● **What is asked**
Without the images, output each record below as it stands.

# start of Extracted entries

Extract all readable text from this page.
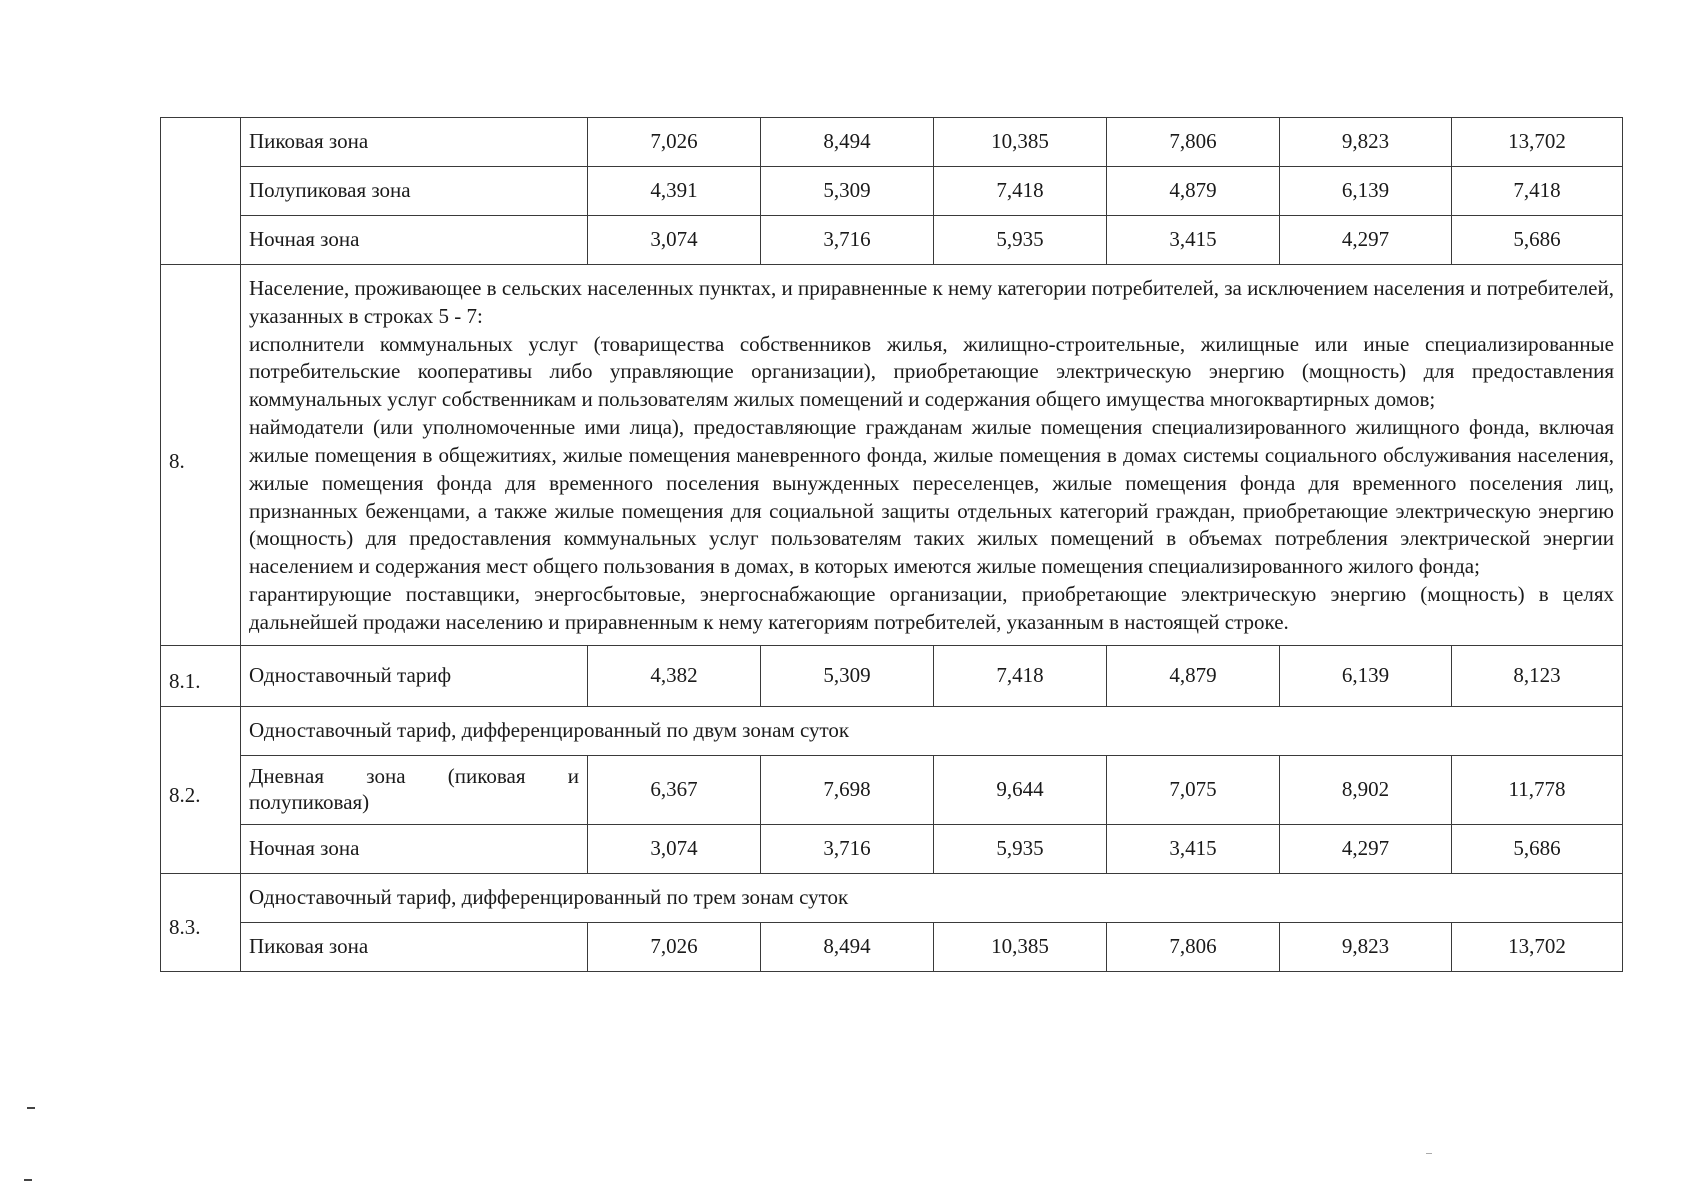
	Пиковая зона	7,026	8,494	10,385	7,806	9,823	13,702
	Полупиковая зона	4,391	5,309	7,418	4,879	6,139	7,418
	Ночная зона	3,074	3,716	5,935	3,415	4,297	5,686
8.	Население, проживающее в сельских населенных пунктах, и приравненные к нему категории потребителей, за исключением населения и потребителей, указанных в строках 5 - 7:

исполнители коммунальных услуг (товарищества собственников жилья, жилищно-строительные, жилищные или иные специализированные потребительские кооперативы либо управляющие организации), приобретающие электрическую энергию (мощность) для предоставления коммунальных услуг собственникам и пользователям жилых помещений и содержания общего имущества многоквартирных домов;

наймодатели (или уполномоченные ими лица), предоставляющие гражданам жилые помещения специализированного жилищного фонда, включая жилые помещения в общежитиях, жилые помещения маневренного фонда, жилые помещения в домах системы социального обслуживания населения, жилые помещения фонда для временного поселения вынужденных переселенцев, жилые помещения фонда для временного поселения лиц, признанных беженцами, а также жилые помещения для социальной защиты отдельных категорий граждан, приобретающие электрическую энергию (мощность) для предоставления коммунальных услуг пользователям таких жилых помещений в объемах потребления электрической энергии населением и содержания мест общего пользования в домах, в которых имеются жилые помещения специализированного жилого фонда;

гарантирующие поставщики, энергосбытовые, энергоснабжающие организации, приобретающие электрическую энергию (мощность) в целях дальнейшей продажи населению и приравненным к нему категориям потребителей, указанным в настоящей строке.						

8.1.	Одноставочный тариф	4,382	5,309	7,418	4,879	6,139	8,123
8.2.	Одноставочный тариф, дифференцированный по двум зонам суток						
	Дневная зона (пиковая и полупиковая)	6,367	7,698	9,644	7,075	8,902	11,778
	Ночная зона	3,074	3,716	5,935	3,415	4,297	5,686
8.3.	Одноставочный тариф, дифференцированный по трем зонам суток						
	Пиковая зона	7,026	8,494	10,385	7,806	9,823	13,702
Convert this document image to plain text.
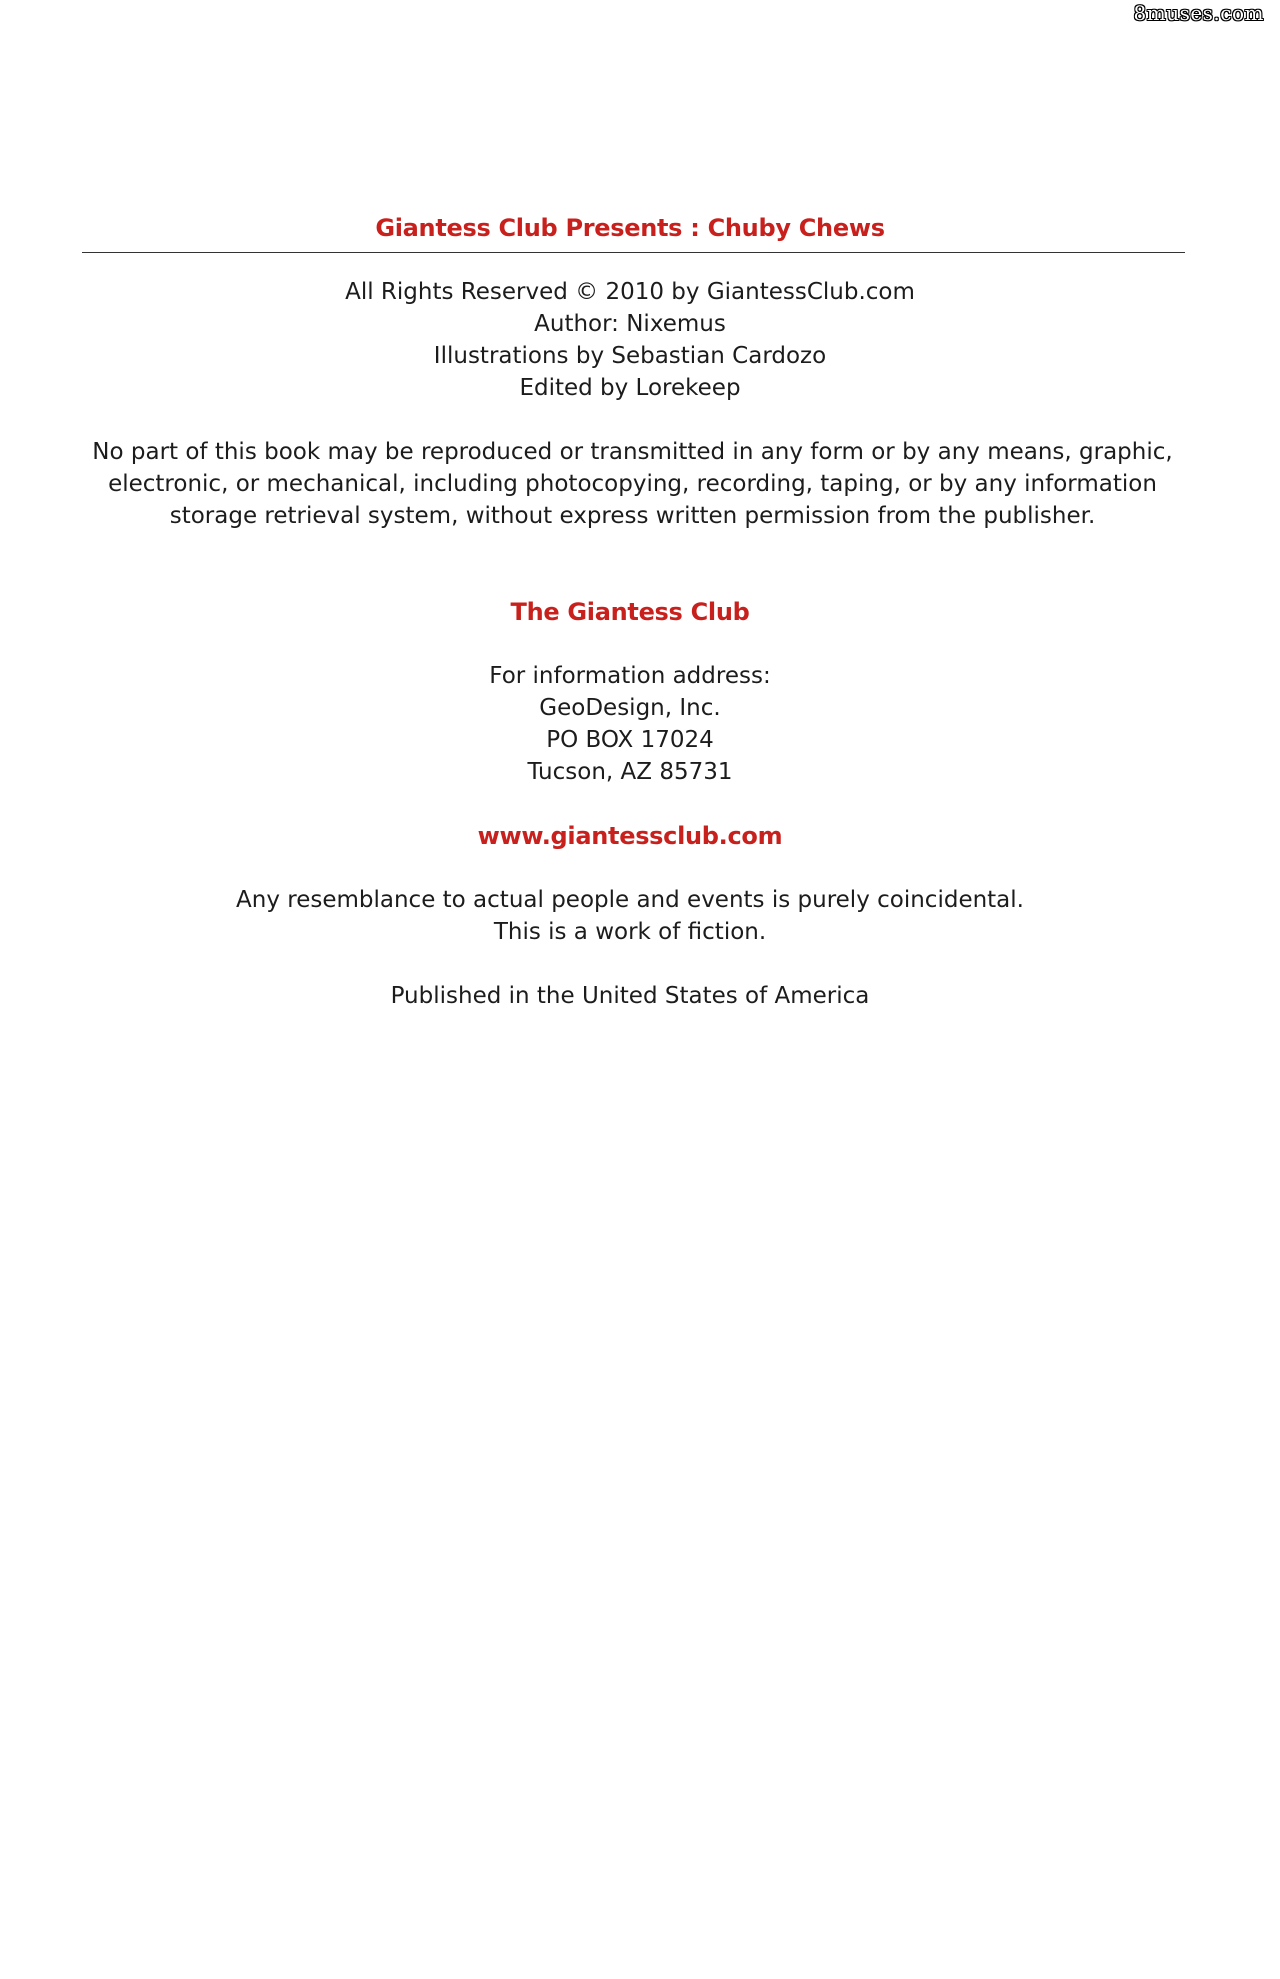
8muses.com
Giantess Club Presents : Chuby Chews
All Rights Reserved © 2010 by GiantessClub.com
Author: Nixemus
Illustrations by Sebastian Cardozo
Edited by Lorekeep
No part of this book may be reproduced or transmitted in any form or by any means, graphic,
electronic, or mechanical, including photocopying, recording, taping, or by any information
storage retrieval system, without express written permission from the publisher.
The Giantess Club
For information address:
GeoDesign, Inc.
PO BOX 17024
Tucson, AZ 85731
www.giantessclub.com
Any resemblance to actual people and events is purely coincidental.
This is a work of fiction.
Published in the United States of America
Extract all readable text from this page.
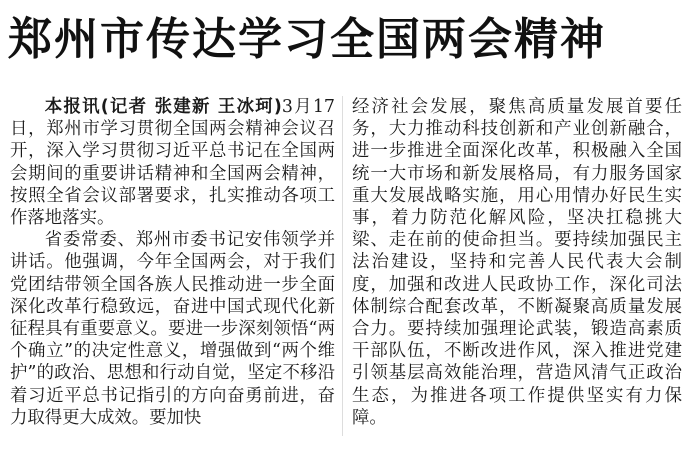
郑州市传达学习全国两会精神

本报讯(记者 张建新 王冰珂)3月17日，郑州市学习贯彻全国两会精神会议召开，深入学习贯彻习近平总书记在全国两会期间的重要讲话精神和全国两会精神，按照全省会议部署要求，扎实推动各项工作落地落实。

省委常委、郑州市委书记安伟领学并讲话。他强调，今年全国两会，对于我们党团结带领全国各族人民推动进一步全面深化改革行稳致远，奋进中国式现代化新征程具有重要意义。要进一步深刻领悟“两个确立”的决定性意义，增强做到“两个维护”的政治、思想和行动自觉，坚定不移沿着习近平总书记指引的方向奋勇前进，奋力取得更大成效。要加快

经济社会发展，聚焦高质量发展首要任务，大力推动科技创新和产业创新融合，进一步推进全面深化改革，积极融入全国统一大市场和新发展格局，有力服务国家重大发展战略实施，用心用情办好民生实事，着力防范化解风险，坚决扛稳挑大梁、走在前的使命担当。要持续加强民主法治建设，坚持和完善人民代表大会制度，加强和改进人民政协工作，深化司法体制综合配套改革，不断凝聚高质量发展合力。要持续加强理论武装，锻造高素质干部队伍，不断改进作风，深入推进党建引领基层高效能治理，营造风清气正政治生态，为推进各项工作提供坚实有力保障。
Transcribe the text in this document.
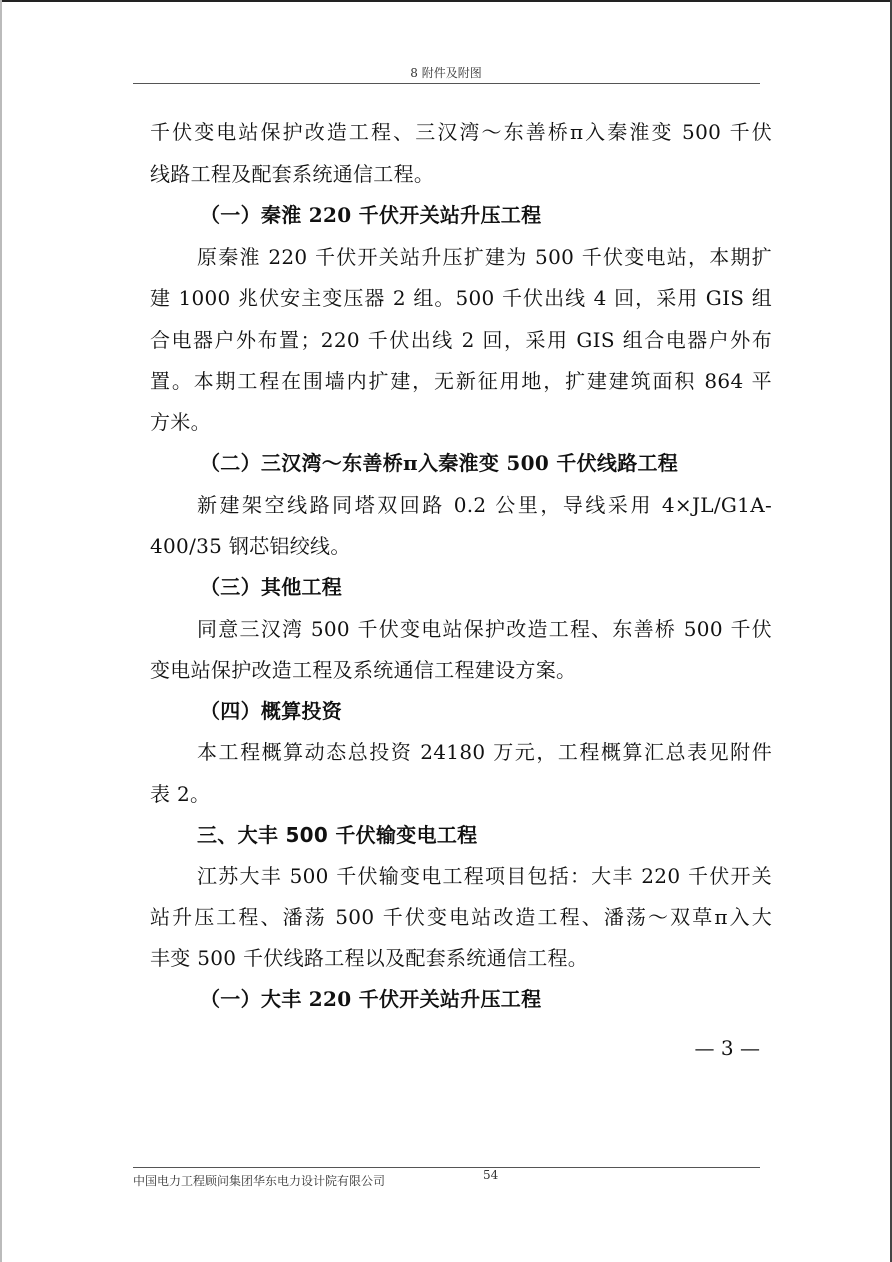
8 附件及附图
千伏变电站保护改造工程、三汉湾～东善桥π入秦淮变 500 千伏
线路工程及配套系统通信工程。
（一）秦淮 220 千伏开关站升压工程
原秦淮 220 千伏开关站升压扩建为 500 千伏变电站，本期扩
建 1000 兆伏安主变压器 2 组。500 千伏出线 4 回，采用 GIS 组
合电器户外布置；220 千伏出线 2 回，采用 GIS 组合电器户外布
置。本期工程在围墙内扩建，无新征用地，扩建建筑面积 864 平
方米。
（二）三汉湾～东善桥π入秦淮变 500 千伏线路工程
新建架空线路同塔双回路 0.2 公里，导线采用 4×JL/G1A-
400/35 钢芯铝绞线。
（三）其他工程
同意三汉湾 500 千伏变电站保护改造工程、东善桥 500 千伏
变电站保护改造工程及系统通信工程建设方案。
（四）概算投资
本工程概算动态总投资 24180 万元，工程概算汇总表见附件
表 2。
三、大丰 500 千伏输变电工程
江苏大丰 500 千伏输变电工程项目包括：大丰 220 千伏开关
站升压工程、潘荡 500 千伏变电站改造工程、潘荡～双草π入大
丰变 500 千伏线路工程以及配套系统通信工程。
（一）大丰 220 千伏开关站升压工程
— 3 —
中国电力工程顾问集团华东电力设计院有限公司	54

# end of Extracted entries

● **Finished answer**
Extract all readable text from this page.
	Пиковая зона	7,026	8,494	10,385	7,806	9,823	13,702
	Полупиковая зона	4,391	5,309	7,418	4,879	6,139	7,418
	Ночная зона	3,074	3,716	5,935	3,415	4,297	5,686
8.	Население, проживающее в сельских населенных пунктах, и приравненные к нему категории потребителей, за исключением населения и потребителей, указанных в строках 5 - 7:

исполнители коммунальных услуг (товарищества собственников жилья, жилищно-строительные, жилищные или иные специализированные потребительские кооперативы либо управляющие организации), приобретающие электрическую энергию (мощность) для предоставления коммунальных услуг собственникам и пользователям жилых помещений и содержания общего имущества многоквартирных домов;

наймодатели (или уполномоченные ими лица), предоставляющие гражданам жилые помещения специализированного жилищного фонда, включая жилые помещения в общежитиях, жилые помещения маневренного фонда, жилые помещения в домах системы социального обслуживания населения, жилые помещения фонда для временного поселения вынужденных переселенцев, жилые помещения фонда для временного поселения лиц, признанных беженцами, а также жилые помещения для социальной защиты отдельных категорий граждан, приобретающие электрическую энергию (мощность) для предоставления коммунальных услуг пользователям таких жилых помещений в объемах потребления электрической энергии населением и содержания мест общего пользования в домах, в которых имеются жилые помещения специализированного жилого фонда;

гарантирующие поставщики, энергосбытовые, энергоснабжающие организации, приобретающие электрическую энергию (мощность) в целях дальнейшей продажи населению и приравненным к нему категориям потребителей, указанным в настоящей строке.						

8.1.	Одноставочный тариф	4,382	5,309	7,418	4,879	6,139	8,123
8.2.	Одноставочный тариф, дифференцированный по двум зонам суток						
	Дневная зона (пиковая и полупиковая)	6,367	7,698	9,644	7,075	8,902	11,778
	Ночная зона	3,074	3,716	5,935	3,415	4,297	5,686
8.3.	Одноставочный тариф, дифференцированный по трем зонам суток						
	Пиковая зона	7,026	8,494	10,385	7,806	9,823	13,702
Convert this document image to plain text.
8muses.com
Giantess Club Presents : Chuby Chews
All Rights Reserved © 2010 by GiantessClub.com
Author: Nixemus
Illustrations by Sebastian Cardozo
Edited by Lorekeep
No part of this book may be reproduced or transmitted in any form or by any means, graphic,
electronic, or mechanical, including photocopying, recording, taping, or by any information
storage retrieval system, without express written permission from the publisher.
The Giantess Club
For information address:
GeoDesign, Inc.
PO BOX 17024
Tucson, AZ 85731
www.giantessclub.com
Any resemblance to actual people and events is purely coincidental.
This is a work of fiction.
Published in the United States of America
Extract all readable text from this page.
郑州市传达学习全国两会精神

本报讯(记者 张建新 王冰珂)3月17日，郑州市学习贯彻全国两会精神会议召开，深入学习贯彻习近平总书记在全国两会期间的重要讲话精神和全国两会精神，按照全省会议部署要求，扎实推动各项工作落地落实。

省委常委、郑州市委书记安伟领学并讲话。他强调，今年全国两会，对于我们党团结带领全国各族人民推动进一步全面深化改革行稳致远，奋进中国式现代化新征程具有重要意义。要进一步深刻领悟“两个确立”的决定性意义，增强做到“两个维护”的政治、思想和行动自觉，坚定不移沿着习近平总书记指引的方向奋勇前进，奋力取得更大成效。要加快

经济社会发展，聚焦高质量发展首要任务，大力推动科技创新和产业创新融合，进一步推进全面深化改革，积极融入全国统一大市场和新发展格局，有力服务国家重大发展战略实施，用心用情办好民生实事，着力防范化解风险，坚决扛稳挑大梁、走在前的使命担当。要持续加强民主法治建设，坚持和完善人民代表大会制度，加强和改进人民政协工作，深化司法体制综合配套改革，不断凝聚高质量发展合力。要持续加强理论武装，锻造高素质干部队伍，不断改进作风，深入推进党建引领基层高效能治理，营造风清气正政治生态，为推进各项工作提供坚实有力保障。
Transcribe the text in this document.
8 附件及附图
千伏变电站保护改造工程、三汉湾～东善桥π入秦淮变 500 千伏
线路工程及配套系统通信工程。
（一）秦淮 220 千伏开关站升压工程
原秦淮 220 千伏开关站升压扩建为 500 千伏变电站，本期扩
建 1000 兆伏安主变压器 2 组。500 千伏出线 4 回，采用 GIS 组
合电器户外布置；220 千伏出线 2 回，采用 GIS 组合电器户外布
置。本期工程在围墙内扩建，无新征用地，扩建建筑面积 864 平
方米。
（二）三汉湾～东善桥π入秦淮变 500 千伏线路工程
新建架空线路同塔双回路 0.2 公里，导线采用 4×JL/G1A-
400/35 钢芯铝绞线。
（三）其他工程
同意三汉湾 500 千伏变电站保护改造工程、东善桥 500 千伏
变电站保护改造工程及系统通信工程建设方案。
（四）概算投资
本工程概算动态总投资 24180 万元，工程概算汇总表见附件
表 2。
三、大丰 500 千伏输变电工程
江苏大丰 500 千伏输变电工程项目包括：大丰 220 千伏开关
站升压工程、潘荡 500 千伏变电站改造工程、潘荡～双草π入大
丰变 500 千伏线路工程以及配套系统通信工程。
（一）大丰 220 千伏开关站升压工程
— 3 —
中国电力工程顾问集团华东电力设计院有限公司	54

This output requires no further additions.